AVAILABLE RECORDS:
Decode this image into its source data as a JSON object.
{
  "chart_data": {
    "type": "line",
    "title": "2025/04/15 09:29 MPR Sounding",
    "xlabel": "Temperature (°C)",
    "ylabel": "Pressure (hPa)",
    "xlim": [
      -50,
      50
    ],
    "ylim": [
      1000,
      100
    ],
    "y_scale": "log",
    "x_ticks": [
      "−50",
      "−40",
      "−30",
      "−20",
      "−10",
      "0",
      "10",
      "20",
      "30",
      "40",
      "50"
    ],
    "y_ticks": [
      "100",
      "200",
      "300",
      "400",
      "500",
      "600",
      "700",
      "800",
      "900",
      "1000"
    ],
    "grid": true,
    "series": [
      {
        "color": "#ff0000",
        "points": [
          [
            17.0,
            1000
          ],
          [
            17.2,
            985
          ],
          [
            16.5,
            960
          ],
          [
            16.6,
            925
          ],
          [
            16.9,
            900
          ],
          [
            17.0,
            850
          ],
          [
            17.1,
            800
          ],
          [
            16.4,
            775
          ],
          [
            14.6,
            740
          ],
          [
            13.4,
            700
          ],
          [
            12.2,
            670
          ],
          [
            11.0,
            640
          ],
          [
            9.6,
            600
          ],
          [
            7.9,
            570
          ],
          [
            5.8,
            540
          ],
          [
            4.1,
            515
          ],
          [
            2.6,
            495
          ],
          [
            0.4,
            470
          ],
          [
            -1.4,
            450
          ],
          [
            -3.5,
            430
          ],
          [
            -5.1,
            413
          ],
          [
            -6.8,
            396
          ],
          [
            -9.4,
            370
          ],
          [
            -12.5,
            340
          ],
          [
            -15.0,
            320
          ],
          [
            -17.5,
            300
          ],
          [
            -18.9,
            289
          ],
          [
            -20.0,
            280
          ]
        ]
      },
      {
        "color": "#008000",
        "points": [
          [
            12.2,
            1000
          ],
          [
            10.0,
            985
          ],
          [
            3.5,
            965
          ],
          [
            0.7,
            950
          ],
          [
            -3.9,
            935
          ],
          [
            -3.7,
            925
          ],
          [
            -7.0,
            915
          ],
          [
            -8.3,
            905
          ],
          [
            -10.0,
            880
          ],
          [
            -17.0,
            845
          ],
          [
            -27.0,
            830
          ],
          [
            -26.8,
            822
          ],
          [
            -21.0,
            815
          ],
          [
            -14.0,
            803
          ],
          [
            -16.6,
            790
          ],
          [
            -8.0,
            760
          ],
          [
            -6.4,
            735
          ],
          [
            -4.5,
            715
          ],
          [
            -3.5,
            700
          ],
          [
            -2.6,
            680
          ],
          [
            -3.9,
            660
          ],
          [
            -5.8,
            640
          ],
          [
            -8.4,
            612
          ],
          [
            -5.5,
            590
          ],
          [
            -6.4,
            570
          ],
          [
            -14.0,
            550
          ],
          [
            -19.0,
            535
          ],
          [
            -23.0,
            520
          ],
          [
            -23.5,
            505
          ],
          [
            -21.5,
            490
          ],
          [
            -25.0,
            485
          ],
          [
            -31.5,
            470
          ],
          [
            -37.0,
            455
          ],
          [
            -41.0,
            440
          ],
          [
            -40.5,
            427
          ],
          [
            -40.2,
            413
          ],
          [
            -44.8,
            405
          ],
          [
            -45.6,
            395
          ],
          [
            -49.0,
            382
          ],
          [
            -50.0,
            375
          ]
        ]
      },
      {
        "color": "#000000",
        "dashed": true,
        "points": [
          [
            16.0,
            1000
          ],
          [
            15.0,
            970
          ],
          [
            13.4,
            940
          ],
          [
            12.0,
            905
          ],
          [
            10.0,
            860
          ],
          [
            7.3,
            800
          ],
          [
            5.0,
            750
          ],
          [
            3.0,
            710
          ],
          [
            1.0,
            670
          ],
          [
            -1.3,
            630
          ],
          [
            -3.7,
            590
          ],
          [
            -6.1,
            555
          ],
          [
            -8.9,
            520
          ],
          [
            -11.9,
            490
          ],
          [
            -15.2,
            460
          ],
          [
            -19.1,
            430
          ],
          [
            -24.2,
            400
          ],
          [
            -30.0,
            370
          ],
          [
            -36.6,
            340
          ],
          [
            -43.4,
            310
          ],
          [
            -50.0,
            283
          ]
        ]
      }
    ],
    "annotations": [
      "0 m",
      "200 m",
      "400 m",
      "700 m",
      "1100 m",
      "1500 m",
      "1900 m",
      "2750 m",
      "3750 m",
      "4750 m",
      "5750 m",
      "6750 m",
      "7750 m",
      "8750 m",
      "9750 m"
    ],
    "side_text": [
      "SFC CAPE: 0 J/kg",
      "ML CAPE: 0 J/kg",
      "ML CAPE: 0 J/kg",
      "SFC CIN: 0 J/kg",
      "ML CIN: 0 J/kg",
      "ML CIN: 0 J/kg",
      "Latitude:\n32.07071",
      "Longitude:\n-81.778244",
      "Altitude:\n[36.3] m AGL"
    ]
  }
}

WHAT TO WORK ON: Find how many lines of the material carry the string "color". Only the number should be in the answer.

SOLUTION TO THE PROBLEM: 3